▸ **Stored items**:
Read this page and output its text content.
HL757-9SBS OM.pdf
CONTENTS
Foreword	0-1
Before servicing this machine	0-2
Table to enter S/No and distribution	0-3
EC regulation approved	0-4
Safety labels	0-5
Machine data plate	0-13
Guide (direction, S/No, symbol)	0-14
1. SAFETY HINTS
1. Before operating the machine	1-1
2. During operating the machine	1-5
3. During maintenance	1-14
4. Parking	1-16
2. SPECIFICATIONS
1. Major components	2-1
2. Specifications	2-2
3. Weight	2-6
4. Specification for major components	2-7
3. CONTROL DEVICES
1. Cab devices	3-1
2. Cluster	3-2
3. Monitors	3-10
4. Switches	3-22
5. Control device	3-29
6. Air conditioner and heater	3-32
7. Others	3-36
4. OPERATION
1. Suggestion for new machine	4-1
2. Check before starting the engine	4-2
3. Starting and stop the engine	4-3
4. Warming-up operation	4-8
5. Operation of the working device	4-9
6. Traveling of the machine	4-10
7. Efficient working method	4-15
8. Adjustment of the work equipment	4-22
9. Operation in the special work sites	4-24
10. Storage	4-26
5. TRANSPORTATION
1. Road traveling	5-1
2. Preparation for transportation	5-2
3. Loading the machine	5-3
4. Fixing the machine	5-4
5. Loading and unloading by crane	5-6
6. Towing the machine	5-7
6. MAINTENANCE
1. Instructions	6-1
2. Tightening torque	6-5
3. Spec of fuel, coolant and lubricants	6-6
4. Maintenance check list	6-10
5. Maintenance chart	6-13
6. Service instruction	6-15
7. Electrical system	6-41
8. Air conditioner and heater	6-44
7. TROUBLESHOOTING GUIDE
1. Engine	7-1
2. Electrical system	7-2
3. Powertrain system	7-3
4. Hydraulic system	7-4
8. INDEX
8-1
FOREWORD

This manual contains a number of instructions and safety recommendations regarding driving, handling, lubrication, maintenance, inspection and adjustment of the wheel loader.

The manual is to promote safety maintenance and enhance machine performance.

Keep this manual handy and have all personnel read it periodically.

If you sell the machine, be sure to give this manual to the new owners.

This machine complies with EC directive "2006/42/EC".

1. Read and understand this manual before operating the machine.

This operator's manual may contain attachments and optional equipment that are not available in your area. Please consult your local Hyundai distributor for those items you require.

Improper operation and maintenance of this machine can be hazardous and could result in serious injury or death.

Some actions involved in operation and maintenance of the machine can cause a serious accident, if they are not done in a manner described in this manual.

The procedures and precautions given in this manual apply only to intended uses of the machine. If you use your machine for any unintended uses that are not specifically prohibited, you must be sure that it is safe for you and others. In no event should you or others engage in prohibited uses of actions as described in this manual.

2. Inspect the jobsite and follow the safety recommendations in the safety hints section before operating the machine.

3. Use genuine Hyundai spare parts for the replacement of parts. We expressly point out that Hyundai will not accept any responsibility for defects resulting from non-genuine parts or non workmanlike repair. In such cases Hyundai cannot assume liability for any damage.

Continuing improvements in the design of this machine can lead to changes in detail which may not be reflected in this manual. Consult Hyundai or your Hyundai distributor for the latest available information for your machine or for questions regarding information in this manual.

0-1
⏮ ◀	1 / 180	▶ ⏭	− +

---

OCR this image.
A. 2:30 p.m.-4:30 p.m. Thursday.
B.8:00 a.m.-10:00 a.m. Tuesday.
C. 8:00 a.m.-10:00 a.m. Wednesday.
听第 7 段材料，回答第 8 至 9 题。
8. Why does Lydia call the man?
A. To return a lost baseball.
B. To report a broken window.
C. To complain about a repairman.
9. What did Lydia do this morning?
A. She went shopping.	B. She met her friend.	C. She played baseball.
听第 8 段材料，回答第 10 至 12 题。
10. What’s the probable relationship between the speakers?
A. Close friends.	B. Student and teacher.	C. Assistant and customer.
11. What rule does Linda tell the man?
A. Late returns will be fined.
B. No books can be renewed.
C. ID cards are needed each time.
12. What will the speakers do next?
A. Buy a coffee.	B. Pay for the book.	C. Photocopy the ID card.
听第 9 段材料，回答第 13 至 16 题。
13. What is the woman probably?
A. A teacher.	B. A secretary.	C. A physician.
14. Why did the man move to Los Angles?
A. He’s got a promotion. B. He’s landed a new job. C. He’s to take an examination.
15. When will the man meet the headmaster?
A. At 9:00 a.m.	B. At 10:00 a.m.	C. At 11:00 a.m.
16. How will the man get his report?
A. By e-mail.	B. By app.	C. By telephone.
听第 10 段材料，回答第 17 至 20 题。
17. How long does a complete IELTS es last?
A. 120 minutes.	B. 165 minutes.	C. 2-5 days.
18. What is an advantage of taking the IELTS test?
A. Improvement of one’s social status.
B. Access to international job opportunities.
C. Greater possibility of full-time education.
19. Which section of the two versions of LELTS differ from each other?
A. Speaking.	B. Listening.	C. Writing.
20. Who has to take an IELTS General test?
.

▸ **STATED EXERCISE**: Across the records, how many lines contain "take"? Only the number should be given.

▸ **PROBLEM SOLUTION**: 2